>> START

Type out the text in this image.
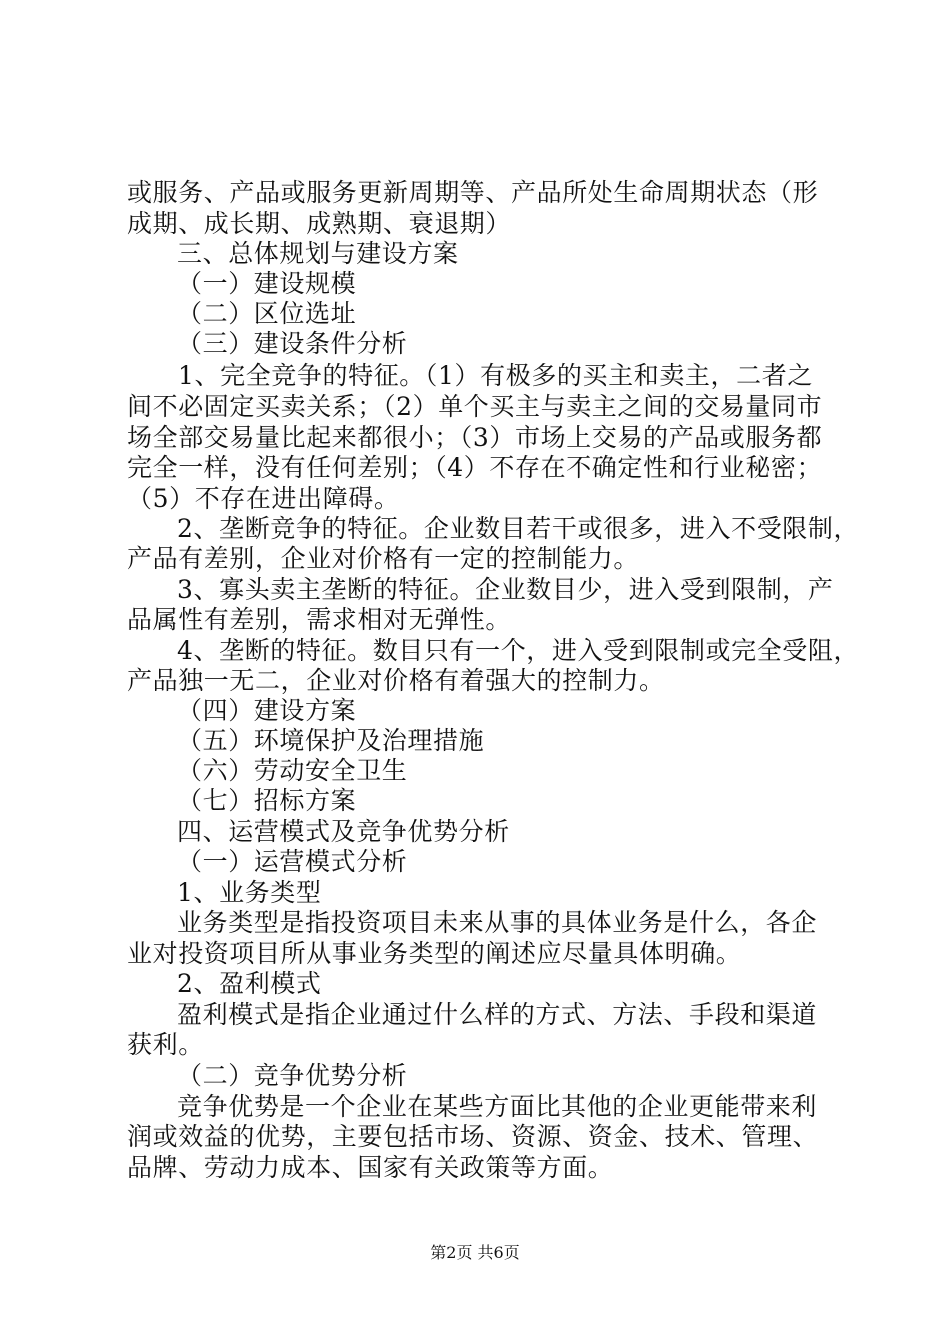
或服务、产品或服务更新周期等、产品所处生命周期状态（形
成期、成长期、成熟期、衰退期）
三、总体规划与建设方案
（一）建设规模
（二）区位选址
（三）建设条件分析
1、完全竞争的特征。（1）有极多的买主和卖主，二者之
间不必固定买卖关系；（2）单个买主与卖主之间的交易量同市
场全部交易量比起来都很小；（3）市场上交易的产品或服务都
完全一样，没有任何差别；（4）不存在不确定性和行业秘密；
（5）不存在进出障碍。
2、垄断竞争的特征。企业数目若干或很多，进入不受限制，
产品有差别，企业对价格有一定的控制能力。
3、寡头卖主垄断的特征。企业数目少，进入受到限制，产
品属性有差别，需求相对无弹性。
4、垄断的特征。数目只有一个，进入受到限制或完全受阻，
产品独一无二，企业对价格有着强大的控制力。
（四）建设方案
（五）环境保护及治理措施
（六）劳动安全卫生
（七）招标方案
四、运营模式及竞争优势分析
（一）运营模式分析
1、业务类型
业务类型是指投资项目未来从事的具体业务是什么，各企
业对投资项目所从事业务类型的阐述应尽量具体明确。
2、盈利模式
盈利模式是指企业通过什么样的方式、方法、手段和渠道
获利。
（二）竞争优势分析
竞争优势是一个企业在某些方面比其他的企业更能带来利
润或效益的优势，主要包括市场、资源、资金、技术、管理、
品牌、劳动力成本、国家有关政策等方面。
第2页 共6页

>> END

Every entry must be written out exactly, with all pictures left out.

Type out the text in this image.
或服务、产品或服务更新周期等、产品所处生命周期状态（形
成期、成长期、成熟期、衰退期）
三、总体规划与建设方案
（一）建设规模
（二）区位选址
（三）建设条件分析
1、完全竞争的特征。（1）有极多的买主和卖主，二者之
间不必固定买卖关系；（2）单个买主与卖主之间的交易量同市
场全部交易量比起来都很小；（3）市场上交易的产品或服务都
完全一样，没有任何差别；（4）不存在不确定性和行业秘密；
（5）不存在进出障碍。
2、垄断竞争的特征。企业数目若干或很多，进入不受限制，
产品有差别，企业对价格有一定的控制能力。
3、寡头卖主垄断的特征。企业数目少，进入受到限制，产
品属性有差别，需求相对无弹性。
4、垄断的特征。数目只有一个，进入受到限制或完全受阻，
产品独一无二，企业对价格有着强大的控制力。
（四）建设方案
（五）环境保护及治理措施
（六）劳动安全卫生
（七）招标方案
四、运营模式及竞争优势分析
（一）运营模式分析
1、业务类型
业务类型是指投资项目未来从事的具体业务是什么，各企
业对投资项目所从事业务类型的阐述应尽量具体明确。
2、盈利模式
盈利模式是指企业通过什么样的方式、方法、手段和渠道
获利。
（二）竞争优势分析
竞争优势是一个企业在某些方面比其他的企业更能带来利
润或效益的优势，主要包括市场、资源、资金、技术、管理、
品牌、劳动力成本、国家有关政策等方面。
第2页 共6页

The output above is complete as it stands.